## SHORT PROBLEM
Tally the lines that hold the string "Simulation", and reply with the count alone.

— Begin RAW DATA —

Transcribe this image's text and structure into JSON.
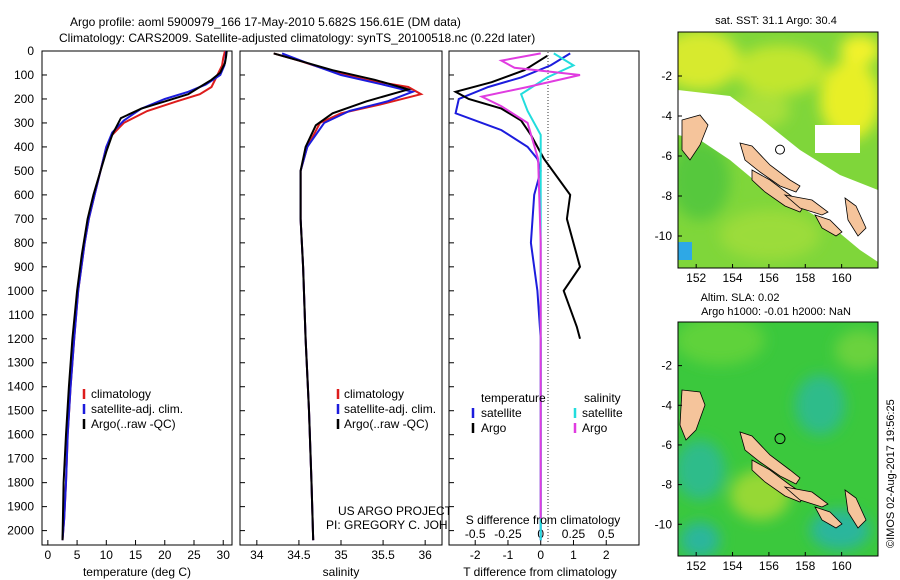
{
  "header": {
    "line1": "Argo profile: aoml 5900979_166 17-May-2010 5.682S 156.61E (DM data)",
    "line2": "Climatology: CARS2009. Satellite-adjusted climatology: synTS_20100518.nc (0.22d later)"
  },
  "colors": {
    "climatology": "#dd1c1c",
    "satellite": "#1c1cdd",
    "argo": "#000000",
    "sat_salinity": "#22dddd",
    "argo_salinity": "#e03ce0"
  },
  "chart_data": [
    {
      "type": "line",
      "id": "temperature",
      "xlabel": "temperature (deg C)",
      "ylabel": "",
      "xlim": [
        -1,
        31.5
      ],
      "ylim": [
        0,
        2060
      ],
      "xticks": [
        0,
        5,
        10,
        15,
        20,
        25,
        30
      ],
      "yticks": [
        0,
        100,
        200,
        300,
        400,
        500,
        600,
        700,
        800,
        900,
        1000,
        1100,
        1200,
        1300,
        1400,
        1500,
        1600,
        1700,
        1800,
        1900,
        2000
      ],
      "legend": [
        "climatology",
        "satellite-adj. clim.",
        "Argo(..raw -QC)"
      ],
      "series": [
        {
          "name": "climatology",
          "color": "red",
          "x": [
            30.3,
            30,
            29.8,
            29,
            28,
            26,
            22,
            17,
            13,
            11,
            10,
            9,
            8,
            7,
            6.3,
            5.2,
            4.5,
            3.9,
            3.4,
            3.1,
            2.8,
            2.5
          ],
          "y": [
            0,
            30,
            60,
            100,
            150,
            180,
            210,
            250,
            300,
            350,
            400,
            500,
            600,
            700,
            800,
            1000,
            1200,
            1400,
            1600,
            1800,
            1950,
            2040
          ]
        },
        {
          "name": "satellite-adj. clim.",
          "color": "blue",
          "x": [
            30.5,
            30.4,
            30.2,
            29.5,
            27,
            24,
            20,
            16,
            13,
            11,
            10,
            9,
            8,
            7,
            6.3,
            5.2,
            4.5,
            3.9,
            3.4,
            3.1,
            2.8,
            2.5
          ],
          "y": [
            0,
            30,
            60,
            100,
            140,
            170,
            200,
            240,
            290,
            340,
            400,
            500,
            600,
            700,
            800,
            1000,
            1200,
            1400,
            1600,
            1800,
            1950,
            2040
          ]
        },
        {
          "name": "Argo(..raw -QC)",
          "color": "black",
          "x": [
            30.6,
            30.5,
            30.3,
            29.5,
            28,
            26,
            24,
            20,
            16,
            12.5,
            11,
            10,
            9,
            7.8,
            6.8,
            5.8,
            5,
            4.2,
            3.6,
            3.1,
            2.7,
            2.5
          ],
          "y": [
            0,
            20,
            50,
            90,
            120,
            150,
            180,
            210,
            240,
            280,
            350,
            420,
            500,
            600,
            700,
            850,
            1000,
            1200,
            1400,
            1600,
            1800,
            2040
          ]
        }
      ]
    },
    {
      "type": "line",
      "id": "salinity",
      "xlabel": "salinity",
      "ylabel": "",
      "xlim": [
        33.8,
        36.2
      ],
      "ylim": [
        0,
        2060
      ],
      "xticks": [
        34,
        34.5,
        35,
        35.5,
        36
      ],
      "legend": [
        "climatology",
        "satellite-adj. clim.",
        "Argo(..raw -QC)"
      ],
      "series": [
        {
          "name": "climatology",
          "color": "red",
          "x": [
            34.2,
            34.5,
            34.85,
            35.3,
            35.8,
            35.95,
            35.5,
            35.0,
            34.75,
            34.6,
            34.52,
            34.52,
            34.55,
            34.58,
            34.62,
            34.65,
            34.67
          ],
          "y": [
            10,
            40,
            80,
            120,
            150,
            180,
            220,
            260,
            300,
            400,
            500,
            700,
            900,
            1200,
            1500,
            1800,
            2040
          ]
        },
        {
          "name": "satellite-adj. clim.",
          "color": "blue",
          "x": [
            34.3,
            34.6,
            35.0,
            35.5,
            35.85,
            35.55,
            35.1,
            34.8,
            34.6,
            34.52,
            34.52,
            34.55,
            34.58,
            34.62,
            34.65,
            34.67
          ],
          "y": [
            10,
            50,
            100,
            140,
            170,
            210,
            250,
            300,
            400,
            500,
            700,
            900,
            1200,
            1500,
            1800,
            2040
          ]
        },
        {
          "name": "Argo(..raw -QC)",
          "color": "black",
          "x": [
            34.2,
            34.5,
            34.9,
            35.4,
            35.8,
            35.3,
            34.9,
            34.7,
            34.58,
            34.52,
            34.52,
            34.55,
            34.58,
            34.62,
            34.65,
            34.67
          ],
          "y": [
            10,
            40,
            80,
            120,
            160,
            210,
            260,
            310,
            400,
            500,
            700,
            900,
            1200,
            1500,
            1800,
            2040
          ]
        }
      ]
    },
    {
      "type": "line",
      "id": "difference",
      "xlabel": "T difference from climatology",
      "x2label": "S difference from climatology",
      "xlim": [
        -2.8,
        3.0
      ],
      "ylim": [
        0,
        2060
      ],
      "xticks": [
        -2,
        -1,
        0,
        1,
        2
      ],
      "x2ticks": [
        -0.5,
        -0.25,
        0,
        0.25,
        0.5
      ],
      "x2lim": [
        -0.7,
        0.75
      ],
      "legend_left_title": "temperature",
      "legend_right_title": "salinity",
      "legend": [
        "satellite",
        "Argo",
        "satellite",
        "Argo"
      ],
      "t_series": [
        {
          "name": "satellite",
          "color": "blue",
          "x": [
            0.9,
            0.3,
            -0.6,
            -1.6,
            -2.5,
            -2.6,
            -1.2,
            -0.4,
            -0.1,
            0,
            -0.2,
            -0.3,
            -0.1,
            0,
            0,
            0,
            0,
            0
          ],
          "y": [
            10,
            60,
            110,
            150,
            200,
            260,
            330,
            400,
            450,
            500,
            600,
            800,
            1000,
            1200,
            1500,
            1700,
            1900,
            2040
          ]
        },
        {
          "name": "Argo",
          "color": "black",
          "x": [
            0.2,
            -0.5,
            -1.5,
            -2.6,
            -2.2,
            -1.2,
            -0.6,
            -0.3,
            0.1,
            0.9,
            0.8,
            1.2,
            0.7,
            1.1,
            1.2
          ],
          "y": [
            20,
            80,
            130,
            170,
            200,
            240,
            290,
            350,
            450,
            600,
            700,
            900,
            1000,
            1150,
            1200
          ]
        }
      ],
      "s_series": [
        {
          "name": "satellite",
          "color": "cyan",
          "x": [
            0.1,
            0.25,
            0.05,
            -0.15,
            -0.1,
            0,
            0,
            0,
            0,
            0
          ],
          "y": [
            10,
            60,
            110,
            180,
            250,
            350,
            700,
            1200,
            1700,
            2040
          ]
        },
        {
          "name": "Argo",
          "color": "magenta",
          "x": [
            0.0,
            -0.3,
            -0.2,
            0.3,
            -0.1,
            -0.45,
            -0.3,
            -0.1,
            -0.02,
            0,
            0,
            0
          ],
          "y": [
            10,
            40,
            70,
            100,
            150,
            190,
            230,
            300,
            450,
            800,
            1400,
            1950
          ]
        }
      ]
    },
    {
      "type": "heatmap",
      "id": "sst_map",
      "title": "sat. SST: 31.1  Argo: 30.4",
      "xticks": [
        152,
        154,
        156,
        158,
        160
      ],
      "yticks": [
        -2,
        -4,
        -6,
        -8,
        -10
      ],
      "xlim": [
        151,
        162
      ],
      "ylim": [
        -11.6,
        0.2
      ],
      "argo_position": {
        "lon": 156.61,
        "lat": -5.682
      }
    },
    {
      "type": "heatmap",
      "id": "sla_map",
      "title": "Altim. SLA: 0.02",
      "subtitle": "Argo h1000: -0.01  h2000: NaN",
      "xticks": [
        152,
        154,
        156,
        158,
        160
      ],
      "yticks": [
        -2,
        -4,
        -6,
        -8,
        -10
      ],
      "xlim": [
        151,
        162
      ],
      "ylim": [
        -11.6,
        0.2
      ],
      "argo_position": {
        "lon": 156.61,
        "lat": -5.682
      }
    }
  ],
  "credits": {
    "project": "US ARGO PROJECT",
    "pi": "PI: GREGORY C. JOHNSON",
    "stamp": "©IMOS 02-Aug-2017 19:56:25"
  }
}
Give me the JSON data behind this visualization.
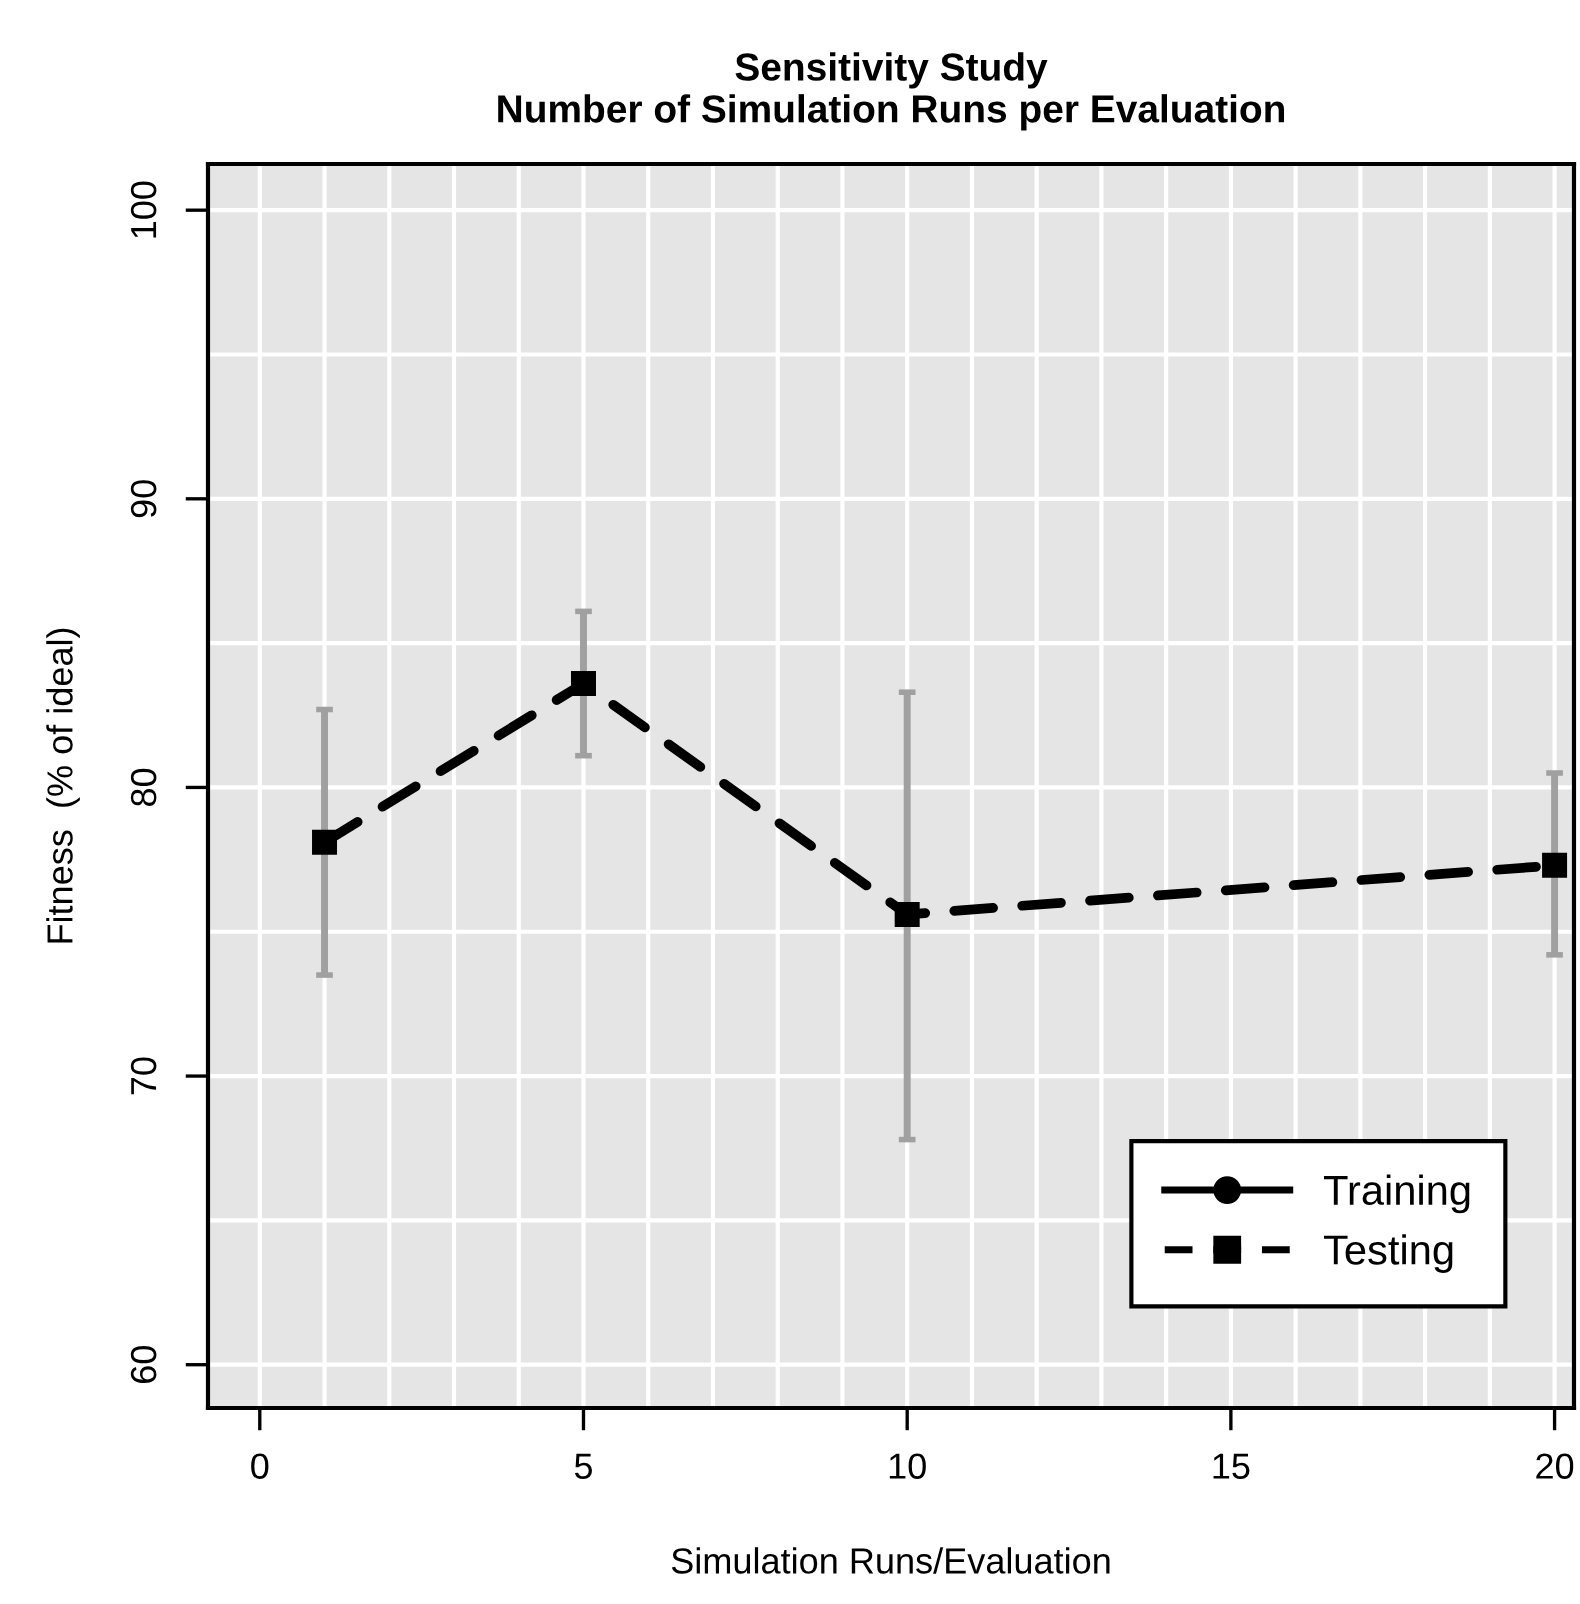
{
  "chart_data": {
    "type": "line",
    "title": "Sensitivity Study\nNumber of Simulation Runs per Evaluation",
    "xlabel": "Simulation Runs/Evaluation",
    "ylabel": "Fitness  (% of ideal)",
    "x": [
      1,
      5,
      10,
      20
    ],
    "series": [
      {
        "name": "Training",
        "color": "#000000",
        "values": [
          null,
          null,
          null,
          null
        ],
        "marker": "circle",
        "line_style": "solid"
      },
      {
        "name": "Testing",
        "color": "#000000",
        "values": [
          78.1,
          83.6,
          75.6,
          77.3
        ],
        "marker": "square",
        "line_style": "dashed",
        "errors": [
          [
            73.5,
            82.7
          ],
          [
            81.1,
            86.1
          ],
          [
            67.8,
            83.3
          ],
          [
            74.2,
            80.5
          ]
        ]
      }
    ],
    "xlim": [
      -0.8,
      20.3
    ],
    "ylim": [
      58.5,
      101.6
    ],
    "xticks": [
      0,
      {
        "value": 1,
        "label": null
      },
      {
        "value": 2,
        "label": null
      },
      {
        "value": 3,
        "label": null
      },
      {
        "value": 4,
        "label": null
      },
      5,
      {
        "value": 6,
        "label": null
      },
      {
        "value": 7,
        "label": null
      },
      {
        "value": 8,
        "label": null
      },
      {
        "value": 9,
        "label": null
      },
      10,
      {
        "value": 11,
        "label": null
      },
      {
        "value": 12,
        "label": null
      },
      {
        "value": 13,
        "label": null
      },
      {
        "value": 14,
        "label": null
      },
      15,
      {
        "value": 16,
        "label": null
      },
      {
        "value": 17,
        "label": null
      },
      {
        "value": 18,
        "label": null
      },
      {
        "value": 19,
        "label": null
      },
      20
    ],
    "yticks": [
      60,
      {
        "value": 65,
        "label": null
      },
      70,
      {
        "value": 75,
        "label": null
      },
      80,
      {
        "value": 85,
        "label": null
      },
      90,
      {
        "value": 95,
        "label": null
      },
      100
    ],
    "grid": true,
    "legend": "bottom right"
  }
}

— End RAW DATA —

## FINAL RESULT
2